Start of Items

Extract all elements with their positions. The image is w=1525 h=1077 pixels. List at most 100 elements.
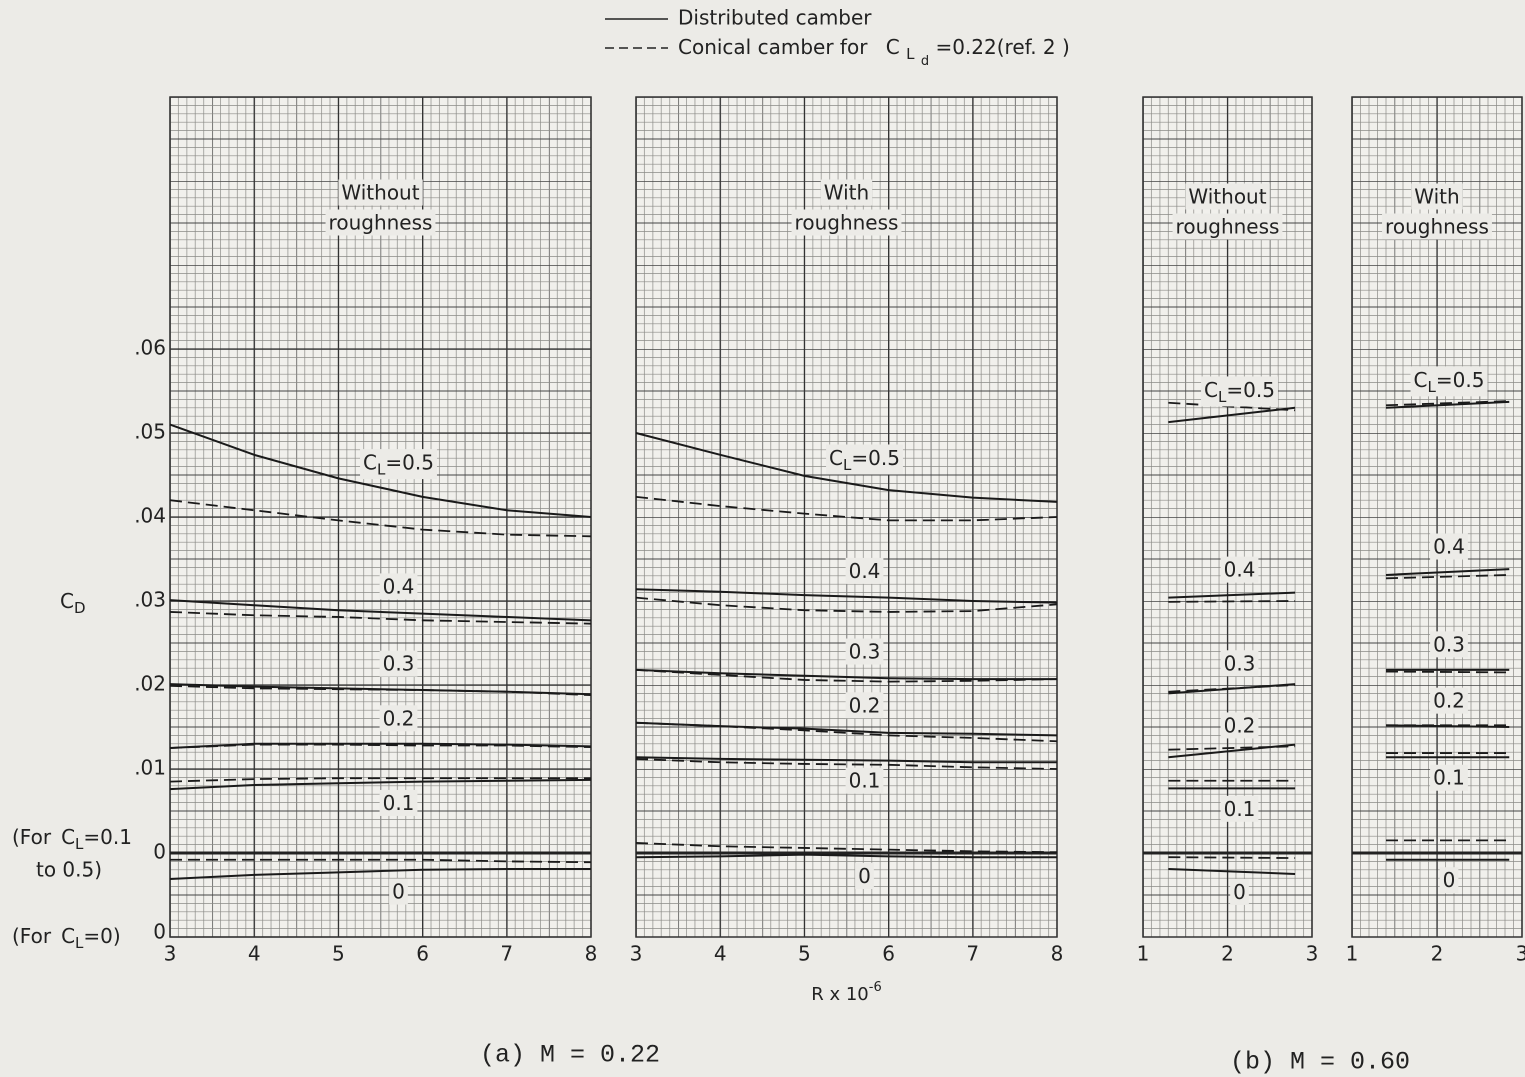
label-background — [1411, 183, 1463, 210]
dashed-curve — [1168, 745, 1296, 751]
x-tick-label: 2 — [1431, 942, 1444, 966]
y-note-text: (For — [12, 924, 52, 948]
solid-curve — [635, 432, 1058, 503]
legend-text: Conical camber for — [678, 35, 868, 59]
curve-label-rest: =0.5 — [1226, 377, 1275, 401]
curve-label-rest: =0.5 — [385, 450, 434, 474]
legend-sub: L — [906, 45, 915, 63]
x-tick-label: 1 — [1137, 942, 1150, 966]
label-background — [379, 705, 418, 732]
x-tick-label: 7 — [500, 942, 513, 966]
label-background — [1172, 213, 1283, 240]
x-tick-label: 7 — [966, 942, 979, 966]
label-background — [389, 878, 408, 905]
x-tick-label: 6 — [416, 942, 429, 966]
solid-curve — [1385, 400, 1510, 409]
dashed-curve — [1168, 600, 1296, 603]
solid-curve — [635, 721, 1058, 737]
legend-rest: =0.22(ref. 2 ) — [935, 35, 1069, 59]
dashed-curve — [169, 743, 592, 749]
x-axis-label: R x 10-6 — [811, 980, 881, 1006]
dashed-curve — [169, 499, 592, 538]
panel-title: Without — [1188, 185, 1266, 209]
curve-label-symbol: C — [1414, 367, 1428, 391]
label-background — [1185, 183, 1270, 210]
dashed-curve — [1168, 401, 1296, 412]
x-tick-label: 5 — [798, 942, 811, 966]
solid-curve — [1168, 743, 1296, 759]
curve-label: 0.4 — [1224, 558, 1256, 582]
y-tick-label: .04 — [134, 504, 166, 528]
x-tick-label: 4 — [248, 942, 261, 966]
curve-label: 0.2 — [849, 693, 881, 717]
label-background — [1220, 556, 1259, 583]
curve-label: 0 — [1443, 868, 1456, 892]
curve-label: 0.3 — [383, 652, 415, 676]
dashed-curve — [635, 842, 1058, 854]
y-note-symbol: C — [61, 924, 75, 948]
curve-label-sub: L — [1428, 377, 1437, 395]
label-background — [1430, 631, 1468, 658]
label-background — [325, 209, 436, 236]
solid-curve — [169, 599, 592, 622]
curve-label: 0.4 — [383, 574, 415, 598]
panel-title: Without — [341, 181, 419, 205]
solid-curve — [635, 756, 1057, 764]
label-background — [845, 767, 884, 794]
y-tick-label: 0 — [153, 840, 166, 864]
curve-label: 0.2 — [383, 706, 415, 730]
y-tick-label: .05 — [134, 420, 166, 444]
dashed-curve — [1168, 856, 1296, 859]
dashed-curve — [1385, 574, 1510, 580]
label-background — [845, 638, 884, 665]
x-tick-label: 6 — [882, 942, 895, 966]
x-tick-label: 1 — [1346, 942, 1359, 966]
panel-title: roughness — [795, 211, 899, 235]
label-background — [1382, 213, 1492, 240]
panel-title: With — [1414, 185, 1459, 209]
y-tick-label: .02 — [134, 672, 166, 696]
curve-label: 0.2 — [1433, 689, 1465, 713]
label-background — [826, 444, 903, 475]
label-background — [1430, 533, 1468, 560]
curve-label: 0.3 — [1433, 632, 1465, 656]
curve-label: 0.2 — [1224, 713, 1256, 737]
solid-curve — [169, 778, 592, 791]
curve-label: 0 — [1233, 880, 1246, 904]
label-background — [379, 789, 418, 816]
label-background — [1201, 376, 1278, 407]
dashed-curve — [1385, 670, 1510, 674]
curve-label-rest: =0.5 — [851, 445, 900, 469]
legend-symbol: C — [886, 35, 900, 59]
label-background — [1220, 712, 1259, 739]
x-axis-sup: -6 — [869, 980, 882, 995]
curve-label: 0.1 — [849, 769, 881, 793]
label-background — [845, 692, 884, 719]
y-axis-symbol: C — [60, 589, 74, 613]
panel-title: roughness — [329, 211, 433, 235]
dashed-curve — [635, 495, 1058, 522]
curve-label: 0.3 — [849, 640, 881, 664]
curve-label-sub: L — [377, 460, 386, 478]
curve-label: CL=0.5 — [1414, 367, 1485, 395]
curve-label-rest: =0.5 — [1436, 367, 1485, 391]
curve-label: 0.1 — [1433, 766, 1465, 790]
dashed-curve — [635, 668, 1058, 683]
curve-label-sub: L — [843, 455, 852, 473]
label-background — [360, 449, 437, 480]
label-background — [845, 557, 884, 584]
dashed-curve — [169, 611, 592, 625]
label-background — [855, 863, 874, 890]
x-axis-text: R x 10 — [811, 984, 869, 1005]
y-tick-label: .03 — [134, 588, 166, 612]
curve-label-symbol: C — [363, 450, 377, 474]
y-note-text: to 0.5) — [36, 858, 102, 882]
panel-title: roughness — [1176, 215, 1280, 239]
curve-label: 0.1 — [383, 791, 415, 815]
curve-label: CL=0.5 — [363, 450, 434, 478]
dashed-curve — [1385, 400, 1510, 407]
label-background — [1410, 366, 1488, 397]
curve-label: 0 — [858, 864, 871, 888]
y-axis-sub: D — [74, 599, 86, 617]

End of Items

#### [What the task requires]
Turn every line of the records above into a numbered list, skipping any blank lines and omitting the pictures.

#### [Task answer]
1. Extract all elements with their positions. The image is w=1525 h=1077 pixels. List at most 100 elements.
2. label-background — [1411, 183, 1463, 210]
3. dashed-curve — [1168, 745, 1296, 751]
4. x-tick-label: 2 — [1431, 942, 1444, 966]
5. y-note-text: (For — [12, 924, 52, 948]
6. solid-curve — [635, 432, 1058, 503]
7. legend-text: Conical camber for — [678, 35, 868, 59]
8. curve-label-rest: =0.5 — [1226, 377, 1275, 401]
9. curve-label-rest: =0.5 — [385, 450, 434, 474]
10. legend-sub: L — [906, 45, 915, 63]
11. x-tick-label: 1 — [1137, 942, 1150, 966]
12. label-background — [379, 705, 418, 732]
13. x-tick-label: 7 — [500, 942, 513, 966]
14. label-background — [1172, 213, 1283, 240]
15. x-tick-label: 7 — [966, 942, 979, 966]
16. label-background — [389, 878, 408, 905]
17. x-tick-label: 6 — [416, 942, 429, 966]
18. solid-curve — [1385, 400, 1510, 409]
19. dashed-curve — [1168, 600, 1296, 603]
20. solid-curve — [635, 721, 1058, 737]
21. legend-rest: =0.22(ref. 2 ) — [935, 35, 1069, 59]
22. dashed-curve — [169, 743, 592, 749]
23. x-axis-label: R x 10-6 — [811, 980, 881, 1006]
24. dashed-curve — [169, 499, 592, 538]
25. panel-title: Without — [1188, 185, 1266, 209]
26. curve-label-symbol: C — [1414, 367, 1428, 391]
27. label-background — [1185, 183, 1270, 210]
28. dashed-curve — [1168, 401, 1296, 412]
29. x-tick-label: 5 — [798, 942, 811, 966]
30. solid-curve — [1168, 743, 1296, 759]
31. curve-label: 0.4 — [1224, 558, 1256, 582]
32. y-tick-label: .04 — [134, 504, 166, 528]
33. x-tick-label: 4 — [248, 942, 261, 966]
34. curve-label: 0.2 — [849, 693, 881, 717]
35. label-background — [1220, 556, 1259, 583]
36. curve-label: 0 — [1443, 868, 1456, 892]
37. curve-label: 0.3 — [383, 652, 415, 676]
38. dashed-curve — [635, 842, 1058, 854]
39. y-note-symbol: C — [61, 924, 75, 948]
40. curve-label-sub: L — [1428, 377, 1437, 395]
41. label-background — [1430, 631, 1468, 658]
42. label-background — [325, 209, 436, 236]
43. solid-curve — [169, 599, 592, 622]
44. curve-label: 0.4 — [383, 574, 415, 598]
45. panel-title: Without — [341, 181, 419, 205]
46. solid-curve — [635, 756, 1057, 764]
47. label-background — [845, 767, 884, 794]
48. y-tick-label: 0 — [153, 840, 166, 864]
49. curve-label: 0.2 — [383, 706, 415, 730]
50. y-tick-label: .05 — [134, 420, 166, 444]
51. dashed-curve — [1168, 856, 1296, 859]
52. dashed-curve — [1385, 574, 1510, 580]
53. label-background — [845, 638, 884, 665]
54. x-tick-label: 6 — [882, 942, 895, 966]
55. x-tick-label: 1 — [1346, 942, 1359, 966]
56. panel-title: roughness — [795, 211, 899, 235]
57. label-background — [1382, 213, 1492, 240]
58. panel-title: With — [1414, 185, 1459, 209]
59. y-tick-label: .02 — [134, 672, 166, 696]
60. curve-label: 0.2 — [1433, 689, 1465, 713]
61. label-background — [826, 444, 903, 475]
62. label-background — [1430, 533, 1468, 560]
63. curve-label: 0.3 — [1433, 632, 1465, 656]
64. curve-label: 0.2 — [1224, 713, 1256, 737]
65. solid-curve — [169, 778, 592, 791]
66. curve-label: 0 — [1233, 880, 1246, 904]
67. label-background — [379, 789, 418, 816]
68. label-background — [1201, 376, 1278, 407]
69. dashed-curve — [1385, 670, 1510, 674]
70. curve-label-rest: =0.5 — [851, 445, 900, 469]
71. legend-symbol: C — [886, 35, 900, 59]
72. label-background — [1220, 712, 1259, 739]
73. x-axis-sup: -6 — [869, 980, 882, 995]
74. curve-label: 0.1 — [849, 769, 881, 793]
75. label-background — [845, 692, 884, 719]
76. y-axis-symbol: C — [60, 589, 74, 613]
77. panel-title: roughness — [329, 211, 433, 235]
78. dashed-curve — [635, 495, 1058, 522]
79. curve-label: 0.3 — [849, 640, 881, 664]
80. curve-label-sub: L — [377, 460, 386, 478]
81. curve-label: CL=0.5 — [1414, 367, 1485, 395]
82. curve-label-rest: =0.5 — [1436, 367, 1485, 391]
83. curve-label: 0.1 — [1433, 766, 1465, 790]
84. dashed-curve — [635, 668, 1058, 683]
85. curve-label-sub: L — [843, 455, 852, 473]
86. label-background — [360, 449, 437, 480]
87. label-background — [845, 557, 884, 584]
88. dashed-curve — [169, 611, 592, 625]
89. label-background — [855, 863, 874, 890]
90. x-axis-text: R x 10 — [811, 984, 869, 1005]
91. y-tick-label: .03 — [134, 588, 166, 612]
92. curve-label-symbol: C — [363, 450, 377, 474]
93. y-note-text: to 0.5) — [36, 858, 102, 882]
94. panel-title: roughness — [1176, 215, 1280, 239]
95. curve-label: 0.1 — [383, 791, 415, 815]
96. curve-label: CL=0.5 — [363, 450, 434, 478]
97. dashed-curve — [1385, 400, 1510, 407]
98. label-background — [1410, 366, 1488, 397]
99. curve-label: 0 — [858, 864, 871, 888]
100. y-axis-sub: D — [74, 599, 86, 617]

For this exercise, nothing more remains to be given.